Stored dataset items:
----------
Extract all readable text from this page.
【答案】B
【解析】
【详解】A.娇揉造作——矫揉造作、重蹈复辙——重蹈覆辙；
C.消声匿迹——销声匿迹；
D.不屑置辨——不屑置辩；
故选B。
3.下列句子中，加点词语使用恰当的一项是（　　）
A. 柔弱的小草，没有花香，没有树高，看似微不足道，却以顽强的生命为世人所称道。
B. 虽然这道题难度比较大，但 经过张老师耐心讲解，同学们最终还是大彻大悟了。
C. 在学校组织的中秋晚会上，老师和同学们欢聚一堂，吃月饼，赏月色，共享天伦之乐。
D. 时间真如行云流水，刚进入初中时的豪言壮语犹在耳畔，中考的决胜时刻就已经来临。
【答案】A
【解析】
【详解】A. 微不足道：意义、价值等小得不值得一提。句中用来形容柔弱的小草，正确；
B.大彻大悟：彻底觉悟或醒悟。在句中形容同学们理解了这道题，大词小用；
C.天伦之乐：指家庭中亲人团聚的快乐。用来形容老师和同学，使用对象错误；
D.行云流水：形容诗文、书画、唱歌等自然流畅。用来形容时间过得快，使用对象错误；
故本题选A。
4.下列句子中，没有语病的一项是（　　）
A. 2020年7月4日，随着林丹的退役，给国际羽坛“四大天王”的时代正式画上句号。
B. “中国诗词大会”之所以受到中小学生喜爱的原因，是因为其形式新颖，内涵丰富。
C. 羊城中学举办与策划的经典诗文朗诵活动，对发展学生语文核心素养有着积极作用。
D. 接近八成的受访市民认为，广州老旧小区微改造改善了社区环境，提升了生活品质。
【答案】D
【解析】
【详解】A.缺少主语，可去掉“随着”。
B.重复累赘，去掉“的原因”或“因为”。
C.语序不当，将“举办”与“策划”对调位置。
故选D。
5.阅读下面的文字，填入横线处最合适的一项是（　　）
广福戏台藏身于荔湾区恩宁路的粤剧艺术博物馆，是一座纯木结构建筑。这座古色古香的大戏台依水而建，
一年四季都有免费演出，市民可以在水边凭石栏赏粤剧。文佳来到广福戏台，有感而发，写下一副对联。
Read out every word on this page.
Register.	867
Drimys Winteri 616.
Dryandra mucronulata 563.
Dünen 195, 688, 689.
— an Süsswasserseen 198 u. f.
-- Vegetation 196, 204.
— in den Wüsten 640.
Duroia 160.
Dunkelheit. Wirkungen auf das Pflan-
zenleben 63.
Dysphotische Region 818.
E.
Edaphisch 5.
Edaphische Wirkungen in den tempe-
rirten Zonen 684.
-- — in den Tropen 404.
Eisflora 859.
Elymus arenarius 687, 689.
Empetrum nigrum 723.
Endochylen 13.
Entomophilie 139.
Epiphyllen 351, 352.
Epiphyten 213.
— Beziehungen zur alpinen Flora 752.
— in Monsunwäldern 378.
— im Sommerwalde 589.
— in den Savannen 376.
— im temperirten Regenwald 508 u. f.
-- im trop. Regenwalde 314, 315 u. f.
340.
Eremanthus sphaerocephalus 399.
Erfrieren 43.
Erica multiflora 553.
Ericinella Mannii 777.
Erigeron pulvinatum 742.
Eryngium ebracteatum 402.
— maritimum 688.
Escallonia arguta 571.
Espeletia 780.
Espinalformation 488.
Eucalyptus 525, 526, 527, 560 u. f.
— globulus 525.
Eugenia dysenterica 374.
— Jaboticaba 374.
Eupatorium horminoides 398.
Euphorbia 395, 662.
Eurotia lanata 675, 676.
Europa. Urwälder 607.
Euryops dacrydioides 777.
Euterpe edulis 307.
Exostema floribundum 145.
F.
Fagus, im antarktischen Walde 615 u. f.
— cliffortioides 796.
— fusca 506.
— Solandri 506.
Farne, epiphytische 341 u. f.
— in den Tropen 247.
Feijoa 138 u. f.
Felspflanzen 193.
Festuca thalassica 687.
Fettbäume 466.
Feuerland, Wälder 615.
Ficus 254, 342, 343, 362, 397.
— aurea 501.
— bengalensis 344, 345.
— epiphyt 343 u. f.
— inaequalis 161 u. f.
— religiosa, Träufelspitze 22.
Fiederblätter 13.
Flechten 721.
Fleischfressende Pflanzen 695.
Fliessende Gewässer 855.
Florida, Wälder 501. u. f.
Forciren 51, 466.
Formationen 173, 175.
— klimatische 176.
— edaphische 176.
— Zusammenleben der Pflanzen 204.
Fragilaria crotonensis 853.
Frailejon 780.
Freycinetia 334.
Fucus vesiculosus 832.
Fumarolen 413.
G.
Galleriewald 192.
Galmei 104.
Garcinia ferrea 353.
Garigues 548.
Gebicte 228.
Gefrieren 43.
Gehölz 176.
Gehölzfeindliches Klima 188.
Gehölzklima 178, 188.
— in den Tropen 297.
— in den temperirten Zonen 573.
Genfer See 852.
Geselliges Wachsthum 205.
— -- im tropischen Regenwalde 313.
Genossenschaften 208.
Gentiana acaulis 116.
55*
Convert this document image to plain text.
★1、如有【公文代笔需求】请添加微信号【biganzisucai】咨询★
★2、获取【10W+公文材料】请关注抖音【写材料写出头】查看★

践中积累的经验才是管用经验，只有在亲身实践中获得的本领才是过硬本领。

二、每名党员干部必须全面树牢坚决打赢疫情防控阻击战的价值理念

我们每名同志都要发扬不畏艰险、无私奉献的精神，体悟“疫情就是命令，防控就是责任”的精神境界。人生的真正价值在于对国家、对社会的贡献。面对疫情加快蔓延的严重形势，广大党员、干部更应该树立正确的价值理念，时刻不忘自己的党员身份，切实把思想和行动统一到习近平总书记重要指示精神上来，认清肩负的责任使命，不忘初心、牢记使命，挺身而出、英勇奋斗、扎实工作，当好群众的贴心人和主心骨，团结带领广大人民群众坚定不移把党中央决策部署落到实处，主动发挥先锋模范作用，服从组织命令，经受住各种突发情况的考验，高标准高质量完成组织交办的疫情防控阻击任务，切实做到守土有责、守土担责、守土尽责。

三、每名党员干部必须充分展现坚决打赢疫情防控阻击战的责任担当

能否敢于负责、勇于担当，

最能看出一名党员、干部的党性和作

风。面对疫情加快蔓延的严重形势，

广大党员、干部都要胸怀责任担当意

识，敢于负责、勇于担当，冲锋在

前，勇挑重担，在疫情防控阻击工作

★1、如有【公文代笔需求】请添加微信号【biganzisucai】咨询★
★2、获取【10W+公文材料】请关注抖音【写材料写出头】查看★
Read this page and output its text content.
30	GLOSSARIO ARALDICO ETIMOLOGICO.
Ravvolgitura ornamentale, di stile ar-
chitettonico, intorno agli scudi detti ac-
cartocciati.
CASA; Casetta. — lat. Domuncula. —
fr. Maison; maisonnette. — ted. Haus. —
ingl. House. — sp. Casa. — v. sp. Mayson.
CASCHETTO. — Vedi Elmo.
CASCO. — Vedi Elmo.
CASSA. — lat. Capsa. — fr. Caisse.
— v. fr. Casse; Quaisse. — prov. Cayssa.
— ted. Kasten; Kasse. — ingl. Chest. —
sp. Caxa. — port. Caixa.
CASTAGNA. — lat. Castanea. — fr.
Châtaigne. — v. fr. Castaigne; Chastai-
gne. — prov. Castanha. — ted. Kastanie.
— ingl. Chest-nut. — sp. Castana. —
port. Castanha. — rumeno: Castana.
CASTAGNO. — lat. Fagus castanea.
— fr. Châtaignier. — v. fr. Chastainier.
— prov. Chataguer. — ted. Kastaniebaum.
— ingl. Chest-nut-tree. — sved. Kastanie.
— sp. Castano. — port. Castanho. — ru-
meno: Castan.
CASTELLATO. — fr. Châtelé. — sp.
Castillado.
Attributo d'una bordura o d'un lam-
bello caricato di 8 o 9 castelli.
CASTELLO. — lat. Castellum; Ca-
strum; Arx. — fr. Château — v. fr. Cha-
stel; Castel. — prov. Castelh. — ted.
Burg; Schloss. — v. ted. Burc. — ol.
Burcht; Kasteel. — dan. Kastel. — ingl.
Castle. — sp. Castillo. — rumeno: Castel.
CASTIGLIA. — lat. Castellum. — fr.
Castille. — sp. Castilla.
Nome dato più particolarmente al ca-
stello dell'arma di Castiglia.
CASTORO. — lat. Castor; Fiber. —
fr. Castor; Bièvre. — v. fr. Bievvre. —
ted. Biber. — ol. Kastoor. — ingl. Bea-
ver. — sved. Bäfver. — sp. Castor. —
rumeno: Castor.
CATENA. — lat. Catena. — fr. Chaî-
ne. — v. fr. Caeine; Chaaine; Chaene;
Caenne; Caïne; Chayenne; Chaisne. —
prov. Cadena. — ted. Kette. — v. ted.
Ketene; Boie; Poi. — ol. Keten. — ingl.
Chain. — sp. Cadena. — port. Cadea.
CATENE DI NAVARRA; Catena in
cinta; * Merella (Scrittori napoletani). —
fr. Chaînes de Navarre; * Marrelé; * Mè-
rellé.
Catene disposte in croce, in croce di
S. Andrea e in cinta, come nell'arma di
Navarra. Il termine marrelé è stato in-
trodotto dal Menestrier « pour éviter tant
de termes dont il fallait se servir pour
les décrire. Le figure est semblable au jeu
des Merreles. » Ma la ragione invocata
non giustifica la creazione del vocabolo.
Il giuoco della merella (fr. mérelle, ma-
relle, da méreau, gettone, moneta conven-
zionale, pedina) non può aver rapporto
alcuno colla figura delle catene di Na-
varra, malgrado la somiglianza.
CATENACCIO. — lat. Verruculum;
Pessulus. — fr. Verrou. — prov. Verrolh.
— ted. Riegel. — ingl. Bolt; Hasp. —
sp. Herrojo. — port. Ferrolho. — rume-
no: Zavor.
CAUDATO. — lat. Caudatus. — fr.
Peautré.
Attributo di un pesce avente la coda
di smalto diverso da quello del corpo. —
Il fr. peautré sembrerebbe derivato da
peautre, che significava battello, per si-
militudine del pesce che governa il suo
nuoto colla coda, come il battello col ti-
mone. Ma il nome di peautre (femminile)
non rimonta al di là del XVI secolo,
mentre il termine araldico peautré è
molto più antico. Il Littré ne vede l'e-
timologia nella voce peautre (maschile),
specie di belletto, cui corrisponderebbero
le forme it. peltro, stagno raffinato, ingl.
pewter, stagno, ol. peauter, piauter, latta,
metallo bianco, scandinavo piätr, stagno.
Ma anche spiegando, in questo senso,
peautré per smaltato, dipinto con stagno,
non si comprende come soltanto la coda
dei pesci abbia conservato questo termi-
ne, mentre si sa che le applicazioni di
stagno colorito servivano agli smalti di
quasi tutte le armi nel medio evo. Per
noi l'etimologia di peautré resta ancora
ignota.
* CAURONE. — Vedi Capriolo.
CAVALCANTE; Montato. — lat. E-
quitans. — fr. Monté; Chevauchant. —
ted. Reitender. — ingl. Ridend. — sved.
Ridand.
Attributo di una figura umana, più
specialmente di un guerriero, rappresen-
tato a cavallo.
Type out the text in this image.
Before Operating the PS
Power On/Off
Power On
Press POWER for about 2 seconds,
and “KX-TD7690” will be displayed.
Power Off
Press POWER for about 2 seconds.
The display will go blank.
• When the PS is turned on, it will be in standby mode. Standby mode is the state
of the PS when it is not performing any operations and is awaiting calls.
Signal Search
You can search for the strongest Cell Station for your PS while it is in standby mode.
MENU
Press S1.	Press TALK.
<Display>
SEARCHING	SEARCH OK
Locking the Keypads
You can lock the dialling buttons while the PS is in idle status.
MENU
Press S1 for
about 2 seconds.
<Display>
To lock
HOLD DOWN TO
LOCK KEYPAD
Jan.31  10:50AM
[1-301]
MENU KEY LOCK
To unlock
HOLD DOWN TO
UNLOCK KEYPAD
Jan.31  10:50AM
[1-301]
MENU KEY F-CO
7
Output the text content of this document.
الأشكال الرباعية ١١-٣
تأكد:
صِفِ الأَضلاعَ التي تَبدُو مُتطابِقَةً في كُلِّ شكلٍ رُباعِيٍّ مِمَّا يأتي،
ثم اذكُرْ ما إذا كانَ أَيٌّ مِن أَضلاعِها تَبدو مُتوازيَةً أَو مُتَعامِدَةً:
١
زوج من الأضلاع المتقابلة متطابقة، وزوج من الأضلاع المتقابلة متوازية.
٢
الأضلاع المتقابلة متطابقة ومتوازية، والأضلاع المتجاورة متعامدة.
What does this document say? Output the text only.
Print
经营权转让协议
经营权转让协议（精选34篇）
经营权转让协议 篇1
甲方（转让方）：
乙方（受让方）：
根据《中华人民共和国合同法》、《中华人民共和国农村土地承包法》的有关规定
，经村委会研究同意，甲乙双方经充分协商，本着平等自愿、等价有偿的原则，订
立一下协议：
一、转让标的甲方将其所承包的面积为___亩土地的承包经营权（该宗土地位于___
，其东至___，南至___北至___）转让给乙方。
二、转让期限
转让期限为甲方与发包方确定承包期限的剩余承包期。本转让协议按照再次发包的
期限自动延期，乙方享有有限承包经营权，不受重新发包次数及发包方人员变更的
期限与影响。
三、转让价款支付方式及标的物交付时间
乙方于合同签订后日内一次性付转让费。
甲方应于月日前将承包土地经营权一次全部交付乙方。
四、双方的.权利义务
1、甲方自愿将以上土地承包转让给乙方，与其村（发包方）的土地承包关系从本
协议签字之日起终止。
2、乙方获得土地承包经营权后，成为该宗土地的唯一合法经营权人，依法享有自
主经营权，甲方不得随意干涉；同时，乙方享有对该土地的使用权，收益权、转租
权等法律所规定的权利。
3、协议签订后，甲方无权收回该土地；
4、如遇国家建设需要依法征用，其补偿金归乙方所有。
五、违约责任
----------
TASK GOAL>
From the records above, copy every line that holds the word "text".

COMPLETE OUTPUT>
Extract all readable text from this page.
Convert this document image to plain text.
Read this page and output its text content.
Type out the text in this image.
Output the text content of this document.
What does this document say? Output the text only.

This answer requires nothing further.